▶ Written request
Copy all lines of the listing that include the string "name".

[Figure contents as structured data]
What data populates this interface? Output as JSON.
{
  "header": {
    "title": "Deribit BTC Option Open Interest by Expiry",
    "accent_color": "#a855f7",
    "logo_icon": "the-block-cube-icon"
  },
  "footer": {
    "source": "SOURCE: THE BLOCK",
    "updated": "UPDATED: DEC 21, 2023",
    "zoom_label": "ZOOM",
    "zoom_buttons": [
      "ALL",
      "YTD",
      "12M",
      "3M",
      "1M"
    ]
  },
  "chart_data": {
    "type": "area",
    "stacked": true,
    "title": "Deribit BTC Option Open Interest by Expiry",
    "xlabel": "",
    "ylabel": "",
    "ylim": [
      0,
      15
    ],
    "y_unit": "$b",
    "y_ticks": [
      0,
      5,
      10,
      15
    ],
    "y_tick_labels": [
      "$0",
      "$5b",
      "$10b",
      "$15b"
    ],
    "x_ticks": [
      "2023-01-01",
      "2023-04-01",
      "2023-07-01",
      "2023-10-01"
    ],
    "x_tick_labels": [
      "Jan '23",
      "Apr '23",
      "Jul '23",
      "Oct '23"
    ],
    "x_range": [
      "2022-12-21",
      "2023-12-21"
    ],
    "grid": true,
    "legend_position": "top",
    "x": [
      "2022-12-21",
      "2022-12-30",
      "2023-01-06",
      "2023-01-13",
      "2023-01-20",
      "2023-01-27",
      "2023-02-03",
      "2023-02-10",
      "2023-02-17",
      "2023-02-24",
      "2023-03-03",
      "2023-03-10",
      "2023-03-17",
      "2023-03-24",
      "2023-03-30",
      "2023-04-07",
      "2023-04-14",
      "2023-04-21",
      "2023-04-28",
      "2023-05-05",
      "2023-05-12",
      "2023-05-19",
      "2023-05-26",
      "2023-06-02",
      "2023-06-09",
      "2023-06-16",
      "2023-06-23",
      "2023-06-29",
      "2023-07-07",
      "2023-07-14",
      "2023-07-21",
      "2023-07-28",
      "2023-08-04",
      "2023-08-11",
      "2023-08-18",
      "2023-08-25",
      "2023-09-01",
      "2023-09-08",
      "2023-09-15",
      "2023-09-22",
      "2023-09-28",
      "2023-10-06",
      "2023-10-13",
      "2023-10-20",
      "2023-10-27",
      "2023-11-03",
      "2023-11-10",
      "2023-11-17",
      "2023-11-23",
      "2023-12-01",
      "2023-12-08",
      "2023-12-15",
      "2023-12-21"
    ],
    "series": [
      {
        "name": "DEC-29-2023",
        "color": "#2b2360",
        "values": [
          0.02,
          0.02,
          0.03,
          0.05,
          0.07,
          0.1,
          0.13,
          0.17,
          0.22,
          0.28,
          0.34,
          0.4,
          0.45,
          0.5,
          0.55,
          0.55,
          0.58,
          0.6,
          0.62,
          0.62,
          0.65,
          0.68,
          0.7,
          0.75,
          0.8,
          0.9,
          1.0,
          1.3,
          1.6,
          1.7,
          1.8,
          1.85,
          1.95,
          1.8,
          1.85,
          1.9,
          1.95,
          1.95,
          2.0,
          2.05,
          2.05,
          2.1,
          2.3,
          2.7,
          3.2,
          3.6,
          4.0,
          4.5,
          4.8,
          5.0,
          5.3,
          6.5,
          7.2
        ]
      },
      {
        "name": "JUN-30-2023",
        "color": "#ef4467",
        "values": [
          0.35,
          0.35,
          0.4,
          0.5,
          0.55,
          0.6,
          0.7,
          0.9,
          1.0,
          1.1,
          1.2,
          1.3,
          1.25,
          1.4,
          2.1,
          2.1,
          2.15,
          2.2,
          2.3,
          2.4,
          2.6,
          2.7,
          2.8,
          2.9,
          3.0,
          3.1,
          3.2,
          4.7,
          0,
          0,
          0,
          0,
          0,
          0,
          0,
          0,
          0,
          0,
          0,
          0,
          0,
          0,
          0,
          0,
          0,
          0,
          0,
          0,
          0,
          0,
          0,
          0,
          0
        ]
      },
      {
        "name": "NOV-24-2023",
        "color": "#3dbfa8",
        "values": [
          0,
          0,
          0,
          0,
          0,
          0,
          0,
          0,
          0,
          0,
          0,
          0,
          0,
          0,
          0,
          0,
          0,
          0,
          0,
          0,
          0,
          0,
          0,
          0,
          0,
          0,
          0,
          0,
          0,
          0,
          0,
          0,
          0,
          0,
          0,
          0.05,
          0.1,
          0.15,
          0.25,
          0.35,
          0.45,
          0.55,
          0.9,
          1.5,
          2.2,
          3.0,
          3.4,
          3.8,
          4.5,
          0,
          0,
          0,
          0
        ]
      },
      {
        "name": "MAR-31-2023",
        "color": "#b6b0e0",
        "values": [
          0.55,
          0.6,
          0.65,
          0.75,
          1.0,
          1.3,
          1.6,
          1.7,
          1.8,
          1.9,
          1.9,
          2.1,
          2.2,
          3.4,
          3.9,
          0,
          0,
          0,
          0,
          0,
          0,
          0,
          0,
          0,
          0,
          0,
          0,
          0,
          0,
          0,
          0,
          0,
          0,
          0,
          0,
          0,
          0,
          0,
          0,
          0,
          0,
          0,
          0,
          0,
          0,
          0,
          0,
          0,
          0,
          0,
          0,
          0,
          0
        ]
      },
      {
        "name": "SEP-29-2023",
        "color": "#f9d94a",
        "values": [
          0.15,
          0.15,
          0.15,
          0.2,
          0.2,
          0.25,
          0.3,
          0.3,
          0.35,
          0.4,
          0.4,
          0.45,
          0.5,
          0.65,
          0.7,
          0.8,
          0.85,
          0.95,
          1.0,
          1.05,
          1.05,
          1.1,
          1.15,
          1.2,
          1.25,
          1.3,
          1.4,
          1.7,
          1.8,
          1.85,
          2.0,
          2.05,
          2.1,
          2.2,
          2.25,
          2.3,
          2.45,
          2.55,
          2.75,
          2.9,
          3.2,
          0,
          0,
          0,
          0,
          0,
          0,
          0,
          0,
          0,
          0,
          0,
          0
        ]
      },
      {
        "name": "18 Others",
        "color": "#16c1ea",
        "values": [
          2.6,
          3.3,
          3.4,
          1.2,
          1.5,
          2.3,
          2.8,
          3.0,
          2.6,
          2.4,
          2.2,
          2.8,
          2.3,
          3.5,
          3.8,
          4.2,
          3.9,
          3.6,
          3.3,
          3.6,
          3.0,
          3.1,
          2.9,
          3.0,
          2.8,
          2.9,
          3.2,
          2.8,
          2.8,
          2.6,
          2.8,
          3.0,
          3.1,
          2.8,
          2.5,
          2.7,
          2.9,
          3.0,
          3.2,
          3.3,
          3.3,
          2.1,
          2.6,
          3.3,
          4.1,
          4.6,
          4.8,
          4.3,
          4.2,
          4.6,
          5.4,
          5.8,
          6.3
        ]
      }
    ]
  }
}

--

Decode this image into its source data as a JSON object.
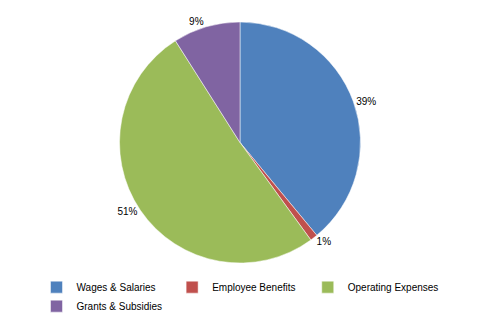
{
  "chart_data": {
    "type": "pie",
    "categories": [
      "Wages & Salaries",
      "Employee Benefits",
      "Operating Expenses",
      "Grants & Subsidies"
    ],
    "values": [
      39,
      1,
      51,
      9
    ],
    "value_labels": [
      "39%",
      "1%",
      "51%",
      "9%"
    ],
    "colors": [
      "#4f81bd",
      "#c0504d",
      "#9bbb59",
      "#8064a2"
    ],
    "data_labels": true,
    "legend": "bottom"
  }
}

---

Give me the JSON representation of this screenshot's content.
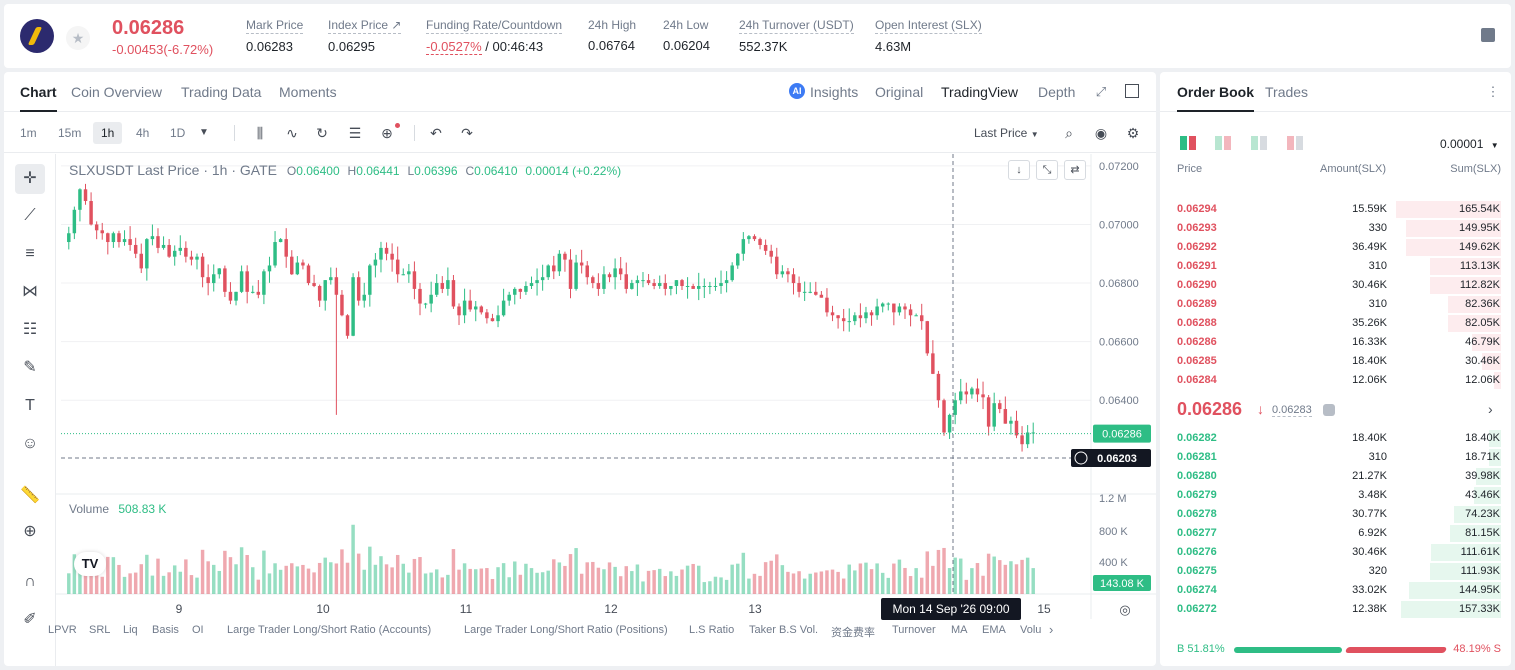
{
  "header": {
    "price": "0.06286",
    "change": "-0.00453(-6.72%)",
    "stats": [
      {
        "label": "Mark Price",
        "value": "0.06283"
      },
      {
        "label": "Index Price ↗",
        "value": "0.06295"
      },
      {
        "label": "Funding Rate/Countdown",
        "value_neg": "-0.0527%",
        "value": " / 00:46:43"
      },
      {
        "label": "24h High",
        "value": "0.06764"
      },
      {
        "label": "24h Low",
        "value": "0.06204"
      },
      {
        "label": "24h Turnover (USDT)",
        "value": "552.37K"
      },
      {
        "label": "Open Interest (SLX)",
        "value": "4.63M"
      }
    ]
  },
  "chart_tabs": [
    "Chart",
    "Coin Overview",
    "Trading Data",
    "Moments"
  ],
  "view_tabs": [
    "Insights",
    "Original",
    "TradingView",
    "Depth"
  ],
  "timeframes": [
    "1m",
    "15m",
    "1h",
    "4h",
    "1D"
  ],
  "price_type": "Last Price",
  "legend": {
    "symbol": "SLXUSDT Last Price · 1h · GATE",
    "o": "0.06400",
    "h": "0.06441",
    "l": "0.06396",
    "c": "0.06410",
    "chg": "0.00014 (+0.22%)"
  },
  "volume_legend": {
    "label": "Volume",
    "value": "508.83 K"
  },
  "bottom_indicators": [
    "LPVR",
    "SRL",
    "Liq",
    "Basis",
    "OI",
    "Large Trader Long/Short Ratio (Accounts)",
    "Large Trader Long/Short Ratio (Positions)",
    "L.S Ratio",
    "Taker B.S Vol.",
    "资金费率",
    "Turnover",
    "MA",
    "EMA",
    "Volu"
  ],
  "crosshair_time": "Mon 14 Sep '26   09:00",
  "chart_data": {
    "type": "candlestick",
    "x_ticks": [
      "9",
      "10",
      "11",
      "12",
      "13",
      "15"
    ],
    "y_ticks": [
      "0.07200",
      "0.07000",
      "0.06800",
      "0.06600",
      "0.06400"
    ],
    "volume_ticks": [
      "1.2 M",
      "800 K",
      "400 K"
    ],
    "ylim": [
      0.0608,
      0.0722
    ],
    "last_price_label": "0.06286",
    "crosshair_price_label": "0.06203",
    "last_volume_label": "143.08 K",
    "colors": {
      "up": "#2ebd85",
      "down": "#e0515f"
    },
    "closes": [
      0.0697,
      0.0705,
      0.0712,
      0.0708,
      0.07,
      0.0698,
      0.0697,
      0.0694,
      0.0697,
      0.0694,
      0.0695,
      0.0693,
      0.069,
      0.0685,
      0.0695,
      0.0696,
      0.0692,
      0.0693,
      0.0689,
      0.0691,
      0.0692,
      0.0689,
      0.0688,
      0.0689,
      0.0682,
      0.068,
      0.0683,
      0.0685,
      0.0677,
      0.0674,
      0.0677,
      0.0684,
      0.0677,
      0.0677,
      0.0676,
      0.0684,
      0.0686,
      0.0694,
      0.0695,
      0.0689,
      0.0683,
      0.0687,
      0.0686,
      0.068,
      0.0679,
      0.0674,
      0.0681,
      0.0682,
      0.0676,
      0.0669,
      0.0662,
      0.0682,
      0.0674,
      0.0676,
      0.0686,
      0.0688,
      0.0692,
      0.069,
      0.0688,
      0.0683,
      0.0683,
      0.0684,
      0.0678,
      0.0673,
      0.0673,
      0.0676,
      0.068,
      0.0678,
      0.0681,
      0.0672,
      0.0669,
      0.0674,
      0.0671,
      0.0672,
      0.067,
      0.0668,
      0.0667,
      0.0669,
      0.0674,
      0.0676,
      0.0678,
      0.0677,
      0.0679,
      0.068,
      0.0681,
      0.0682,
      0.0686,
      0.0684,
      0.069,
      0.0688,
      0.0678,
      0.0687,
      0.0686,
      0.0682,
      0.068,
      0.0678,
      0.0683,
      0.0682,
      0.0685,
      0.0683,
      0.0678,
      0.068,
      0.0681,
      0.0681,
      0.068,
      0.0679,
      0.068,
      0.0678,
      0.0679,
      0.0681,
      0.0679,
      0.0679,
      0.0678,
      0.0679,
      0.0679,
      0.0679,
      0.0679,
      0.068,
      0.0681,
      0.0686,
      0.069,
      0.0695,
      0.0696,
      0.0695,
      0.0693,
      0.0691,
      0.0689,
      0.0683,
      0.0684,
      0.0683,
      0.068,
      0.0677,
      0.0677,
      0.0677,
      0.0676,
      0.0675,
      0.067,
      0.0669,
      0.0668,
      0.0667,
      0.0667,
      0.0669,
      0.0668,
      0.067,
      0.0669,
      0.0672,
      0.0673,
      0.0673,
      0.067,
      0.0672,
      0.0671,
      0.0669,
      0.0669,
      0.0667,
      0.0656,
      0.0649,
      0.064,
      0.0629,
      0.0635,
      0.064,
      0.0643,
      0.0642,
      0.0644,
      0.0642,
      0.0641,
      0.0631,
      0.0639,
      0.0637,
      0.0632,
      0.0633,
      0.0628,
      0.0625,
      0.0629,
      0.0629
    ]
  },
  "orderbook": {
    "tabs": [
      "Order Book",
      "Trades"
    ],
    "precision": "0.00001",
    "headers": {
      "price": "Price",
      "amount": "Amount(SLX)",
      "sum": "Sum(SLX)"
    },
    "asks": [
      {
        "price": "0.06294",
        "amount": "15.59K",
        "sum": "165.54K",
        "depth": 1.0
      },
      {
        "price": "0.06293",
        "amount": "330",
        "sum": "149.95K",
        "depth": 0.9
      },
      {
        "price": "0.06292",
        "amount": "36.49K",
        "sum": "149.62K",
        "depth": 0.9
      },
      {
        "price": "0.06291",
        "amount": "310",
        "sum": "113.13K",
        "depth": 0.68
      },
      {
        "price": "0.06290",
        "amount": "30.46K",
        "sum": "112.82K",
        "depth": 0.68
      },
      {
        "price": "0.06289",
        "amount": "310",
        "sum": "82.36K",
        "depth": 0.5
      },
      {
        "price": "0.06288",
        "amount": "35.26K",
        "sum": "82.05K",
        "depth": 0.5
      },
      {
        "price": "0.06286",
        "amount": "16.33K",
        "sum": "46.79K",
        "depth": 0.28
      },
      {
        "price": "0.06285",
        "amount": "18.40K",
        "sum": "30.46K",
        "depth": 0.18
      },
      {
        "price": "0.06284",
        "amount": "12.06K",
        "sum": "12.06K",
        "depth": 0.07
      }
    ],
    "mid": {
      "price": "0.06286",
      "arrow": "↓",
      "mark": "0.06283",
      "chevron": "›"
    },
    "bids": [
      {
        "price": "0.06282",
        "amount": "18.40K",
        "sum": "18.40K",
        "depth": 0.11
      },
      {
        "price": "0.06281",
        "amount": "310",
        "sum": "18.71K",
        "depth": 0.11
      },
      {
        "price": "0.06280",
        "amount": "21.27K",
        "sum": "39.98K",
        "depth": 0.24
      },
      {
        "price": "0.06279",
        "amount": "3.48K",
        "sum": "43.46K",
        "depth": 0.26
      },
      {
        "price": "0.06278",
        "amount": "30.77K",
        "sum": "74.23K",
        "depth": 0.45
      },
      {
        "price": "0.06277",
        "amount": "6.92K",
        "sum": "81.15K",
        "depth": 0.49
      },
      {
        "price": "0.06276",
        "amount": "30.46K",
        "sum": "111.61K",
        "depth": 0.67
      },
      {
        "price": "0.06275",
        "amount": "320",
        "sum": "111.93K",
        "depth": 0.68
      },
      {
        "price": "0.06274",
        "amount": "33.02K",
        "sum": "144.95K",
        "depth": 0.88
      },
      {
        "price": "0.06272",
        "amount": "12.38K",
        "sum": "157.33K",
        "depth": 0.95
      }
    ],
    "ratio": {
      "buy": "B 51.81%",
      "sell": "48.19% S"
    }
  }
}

▶ Answer for the task
        "name": "DEC-29-2023",
        "name": "JUN-30-2023",
        "name": "NOV-24-2023",
        "name": "MAR-31-2023",
        "name": "SEP-29-2023",
        "name": "18 Others",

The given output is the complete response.